What to produce –
The entries below are to be repeated exactly as they stand.
** begin **
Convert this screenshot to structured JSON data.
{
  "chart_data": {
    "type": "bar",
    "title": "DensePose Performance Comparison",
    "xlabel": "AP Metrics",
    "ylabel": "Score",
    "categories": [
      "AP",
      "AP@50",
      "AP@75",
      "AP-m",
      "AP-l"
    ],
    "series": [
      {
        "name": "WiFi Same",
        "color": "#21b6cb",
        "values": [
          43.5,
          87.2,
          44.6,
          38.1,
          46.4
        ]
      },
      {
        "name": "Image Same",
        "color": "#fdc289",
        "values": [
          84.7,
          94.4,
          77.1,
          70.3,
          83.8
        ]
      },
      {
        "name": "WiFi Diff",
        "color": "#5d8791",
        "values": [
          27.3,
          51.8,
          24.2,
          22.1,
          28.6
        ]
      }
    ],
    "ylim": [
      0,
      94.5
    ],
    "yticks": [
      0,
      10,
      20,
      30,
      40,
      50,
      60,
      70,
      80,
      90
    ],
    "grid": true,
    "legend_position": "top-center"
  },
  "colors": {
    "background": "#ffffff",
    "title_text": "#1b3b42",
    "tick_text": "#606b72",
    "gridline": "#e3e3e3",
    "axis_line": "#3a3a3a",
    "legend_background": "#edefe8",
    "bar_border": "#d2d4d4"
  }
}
** end **
The output –
Convert this screenshot to structured JSON data.
{
  "chart_data": {
    "type": "bar",
    "title": "DensePose Performance Comparison",
    "xlabel": "AP Metrics",
    "ylabel": "Score",
    "categories": [
      "AP",
      "AP@50",
      "AP@75",
      "AP-m",
      "AP-l"
    ],
    "series": [
      {
        "name": "WiFi Same",
        "color": "#21b6cb",
        "values": [
          43.5,
          87.2,
          44.6,
          38.1,
          46.4
        ]
      },
      {
        "name": "Image Same",
        "color": "#fdc289",
        "values": [
          84.7,
          94.4,
          77.1,
          70.3,
          83.8
        ]
      },
      {
        "name": "WiFi Diff",
        "color": "#5d8791",
        "values": [
          27.3,
          51.8,
          24.2,
          22.1,
          28.6
        ]
      }
    ],
    "ylim": [
      0,
      94.5
    ],
    "yticks": [
      0,
      10,
      20,
      30,
      40,
      50,
      60,
      70,
      80,
      90
    ],
    "grid": true,
    "legend_position": "top-center"
  },
  "colors": {
    "background": "#ffffff",
    "title_text": "#1b3b42",
    "tick_text": "#606b72",
    "gridline": "#e3e3e3",
    "axis_line": "#3a3a3a",
    "legend_background": "#edefe8",
    "bar_border": "#d2d4d4"
  }
}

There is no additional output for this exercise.